Each line of the material below should be reproduced exactly.

──────

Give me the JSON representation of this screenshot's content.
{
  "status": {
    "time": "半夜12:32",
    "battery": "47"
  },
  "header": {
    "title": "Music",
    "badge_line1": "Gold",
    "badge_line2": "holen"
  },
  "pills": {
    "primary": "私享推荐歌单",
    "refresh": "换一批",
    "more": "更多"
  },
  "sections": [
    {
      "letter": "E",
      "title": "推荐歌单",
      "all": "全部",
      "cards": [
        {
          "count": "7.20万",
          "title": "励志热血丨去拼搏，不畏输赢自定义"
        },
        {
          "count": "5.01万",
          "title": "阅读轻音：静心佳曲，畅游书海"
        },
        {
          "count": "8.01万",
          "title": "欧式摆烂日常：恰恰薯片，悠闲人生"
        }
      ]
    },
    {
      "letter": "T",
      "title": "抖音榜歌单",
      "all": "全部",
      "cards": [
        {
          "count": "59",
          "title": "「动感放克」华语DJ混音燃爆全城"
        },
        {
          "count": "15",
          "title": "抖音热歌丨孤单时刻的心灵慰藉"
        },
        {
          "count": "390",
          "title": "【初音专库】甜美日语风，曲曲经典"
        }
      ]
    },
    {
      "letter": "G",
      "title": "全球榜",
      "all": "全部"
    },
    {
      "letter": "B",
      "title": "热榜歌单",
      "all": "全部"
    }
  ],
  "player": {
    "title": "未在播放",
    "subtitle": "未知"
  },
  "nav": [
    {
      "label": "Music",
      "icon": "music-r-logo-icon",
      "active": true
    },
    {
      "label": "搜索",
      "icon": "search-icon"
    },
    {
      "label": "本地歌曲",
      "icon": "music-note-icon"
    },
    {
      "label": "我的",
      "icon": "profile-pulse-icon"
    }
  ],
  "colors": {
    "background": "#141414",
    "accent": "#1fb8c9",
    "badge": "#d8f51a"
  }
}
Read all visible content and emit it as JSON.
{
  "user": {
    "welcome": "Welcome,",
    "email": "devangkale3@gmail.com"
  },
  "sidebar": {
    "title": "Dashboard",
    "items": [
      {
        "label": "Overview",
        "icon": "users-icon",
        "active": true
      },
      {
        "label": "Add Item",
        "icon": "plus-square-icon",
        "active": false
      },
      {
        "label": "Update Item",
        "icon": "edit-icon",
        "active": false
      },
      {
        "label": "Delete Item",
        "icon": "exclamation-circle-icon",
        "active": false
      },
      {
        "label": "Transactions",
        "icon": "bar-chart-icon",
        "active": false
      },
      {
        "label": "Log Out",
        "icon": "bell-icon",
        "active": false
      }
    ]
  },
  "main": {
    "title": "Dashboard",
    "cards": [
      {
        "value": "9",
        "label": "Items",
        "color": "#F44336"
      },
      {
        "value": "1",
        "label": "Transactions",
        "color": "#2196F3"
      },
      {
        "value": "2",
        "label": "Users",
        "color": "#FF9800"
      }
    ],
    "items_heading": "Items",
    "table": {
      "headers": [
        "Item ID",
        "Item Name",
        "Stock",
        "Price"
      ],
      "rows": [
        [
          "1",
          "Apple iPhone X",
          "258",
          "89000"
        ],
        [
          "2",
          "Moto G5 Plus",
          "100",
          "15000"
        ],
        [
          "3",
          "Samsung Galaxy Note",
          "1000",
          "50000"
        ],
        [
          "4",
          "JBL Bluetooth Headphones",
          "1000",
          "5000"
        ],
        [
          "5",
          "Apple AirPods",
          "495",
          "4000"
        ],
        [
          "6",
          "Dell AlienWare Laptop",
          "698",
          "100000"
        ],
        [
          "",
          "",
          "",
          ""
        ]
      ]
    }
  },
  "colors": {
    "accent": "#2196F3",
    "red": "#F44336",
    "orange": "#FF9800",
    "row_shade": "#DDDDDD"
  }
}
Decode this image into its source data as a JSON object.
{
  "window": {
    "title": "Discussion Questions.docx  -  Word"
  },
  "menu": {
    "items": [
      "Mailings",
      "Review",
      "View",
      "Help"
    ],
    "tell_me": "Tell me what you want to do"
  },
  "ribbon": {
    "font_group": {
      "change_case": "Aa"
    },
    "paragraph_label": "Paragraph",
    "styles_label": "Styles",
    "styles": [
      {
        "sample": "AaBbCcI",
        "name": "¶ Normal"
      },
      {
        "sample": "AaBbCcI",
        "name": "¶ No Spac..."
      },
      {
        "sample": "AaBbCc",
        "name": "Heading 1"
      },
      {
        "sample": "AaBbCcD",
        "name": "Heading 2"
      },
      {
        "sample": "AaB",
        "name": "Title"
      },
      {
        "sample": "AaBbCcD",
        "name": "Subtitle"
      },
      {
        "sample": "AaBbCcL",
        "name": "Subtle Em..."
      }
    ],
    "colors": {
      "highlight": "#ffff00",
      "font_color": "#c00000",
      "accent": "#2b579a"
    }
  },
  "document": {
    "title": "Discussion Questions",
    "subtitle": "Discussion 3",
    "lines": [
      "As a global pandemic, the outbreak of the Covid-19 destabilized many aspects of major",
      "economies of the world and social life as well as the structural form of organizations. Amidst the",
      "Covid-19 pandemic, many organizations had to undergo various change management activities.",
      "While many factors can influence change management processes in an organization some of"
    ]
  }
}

──────

Finished task.
Give me the JSON representation of this screenshot's content.
{
  "status": {
    "time": "半夜12:32",
    "battery": "47"
  },
  "header": {
    "title": "Music",
    "badge_line1": "Gold",
    "badge_line2": "holen"
  },
  "pills": {
    "primary": "私享推荐歌单",
    "refresh": "换一批",
    "more": "更多"
  },
  "sections": [
    {
      "letter": "E",
      "title": "推荐歌单",
      "all": "全部",
      "cards": [
        {
          "count": "7.20万",
          "title": "励志热血丨去拼搏，不畏输赢自定义"
        },
        {
          "count": "5.01万",
          "title": "阅读轻音：静心佳曲，畅游书海"
        },
        {
          "count": "8.01万",
          "title": "欧式摆烂日常：恰恰薯片，悠闲人生"
        }
      ]
    },
    {
      "letter": "T",
      "title": "抖音榜歌单",
      "all": "全部",
      "cards": [
        {
          "count": "59",
          "title": "「动感放克」华语DJ混音燃爆全城"
        },
        {
          "count": "15",
          "title": "抖音热歌丨孤单时刻的心灵慰藉"
        },
        {
          "count": "390",
          "title": "【初音专库】甜美日语风，曲曲经典"
        }
      ]
    },
    {
      "letter": "G",
      "title": "全球榜",
      "all": "全部"
    },
    {
      "letter": "B",
      "title": "热榜歌单",
      "all": "全部"
    }
  ],
  "player": {
    "title": "未在播放",
    "subtitle": "未知"
  },
  "nav": [
    {
      "label": "Music",
      "icon": "music-r-logo-icon",
      "active": true
    },
    {
      "label": "搜索",
      "icon": "search-icon"
    },
    {
      "label": "本地歌曲",
      "icon": "music-note-icon"
    },
    {
      "label": "我的",
      "icon": "profile-pulse-icon"
    }
  ],
  "colors": {
    "background": "#141414",
    "accent": "#1fb8c9",
    "badge": "#d8f51a"
  }
}
Read all visible content and emit it as JSON.
{
  "user": {
    "welcome": "Welcome,",
    "email": "devangkale3@gmail.com"
  },
  "sidebar": {
    "title": "Dashboard",
    "items": [
      {
        "label": "Overview",
        "icon": "users-icon",
        "active": true
      },
      {
        "label": "Add Item",
        "icon": "plus-square-icon",
        "active": false
      },
      {
        "label": "Update Item",
        "icon": "edit-icon",
        "active": false
      },
      {
        "label": "Delete Item",
        "icon": "exclamation-circle-icon",
        "active": false
      },
      {
        "label": "Transactions",
        "icon": "bar-chart-icon",
        "active": false
      },
      {
        "label": "Log Out",
        "icon": "bell-icon",
        "active": false
      }
    ]
  },
  "main": {
    "title": "Dashboard",
    "cards": [
      {
        "value": "9",
        "label": "Items",
        "color": "#F44336"
      },
      {
        "value": "1",
        "label": "Transactions",
        "color": "#2196F3"
      },
      {
        "value": "2",
        "label": "Users",
        "color": "#FF9800"
      }
    ],
    "items_heading": "Items",
    "table": {
      "headers": [
        "Item ID",
        "Item Name",
        "Stock",
        "Price"
      ],
      "rows": [
        [
          "1",
          "Apple iPhone X",
          "258",
          "89000"
        ],
        [
          "2",
          "Moto G5 Plus",
          "100",
          "15000"
        ],
        [
          "3",
          "Samsung Galaxy Note",
          "1000",
          "50000"
        ],
        [
          "4",
          "JBL Bluetooth Headphones",
          "1000",
          "5000"
        ],
        [
          "5",
          "Apple AirPods",
          "495",
          "4000"
        ],
        [
          "6",
          "Dell AlienWare Laptop",
          "698",
          "100000"
        ],
        [
          "",
          "",
          "",
          ""
        ]
      ]
    }
  },
  "colors": {
    "accent": "#2196F3",
    "red": "#F44336",
    "orange": "#FF9800",
    "row_shade": "#DDDDDD"
  }
}
Decode this image into its source data as a JSON object.
{
  "window": {
    "title": "Discussion Questions.docx  -  Word"
  },
  "menu": {
    "items": [
      "Mailings",
      "Review",
      "View",
      "Help"
    ],
    "tell_me": "Tell me what you want to do"
  },
  "ribbon": {
    "font_group": {
      "change_case": "Aa"
    },
    "paragraph_label": "Paragraph",
    "styles_label": "Styles",
    "styles": [
      {
        "sample": "AaBbCcI",
        "name": "¶ Normal"
      },
      {
        "sample": "AaBbCcI",
        "name": "¶ No Spac..."
      },
      {
        "sample": "AaBbCc",
        "name": "Heading 1"
      },
      {
        "sample": "AaBbCcD",
        "name": "Heading 2"
      },
      {
        "sample": "AaB",
        "name": "Title"
      },
      {
        "sample": "AaBbCcD",
        "name": "Subtitle"
      },
      {
        "sample": "AaBbCcL",
        "name": "Subtle Em..."
      }
    ],
    "colors": {
      "highlight": "#ffff00",
      "font_color": "#c00000",
      "accent": "#2b579a"
    }
  },
  "document": {
    "title": "Discussion Questions",
    "subtitle": "Discussion 3",
    "lines": [
      "As a global pandemic, the outbreak of the Covid-19 destabilized many aspects of major",
      "economies of the world and social life as well as the structural form of organizations. Amidst the",
      "Covid-19 pandemic, many organizations had to undergo various change management activities.",
      "While many factors can influence change management processes in an organization some of"
    ]
  }
}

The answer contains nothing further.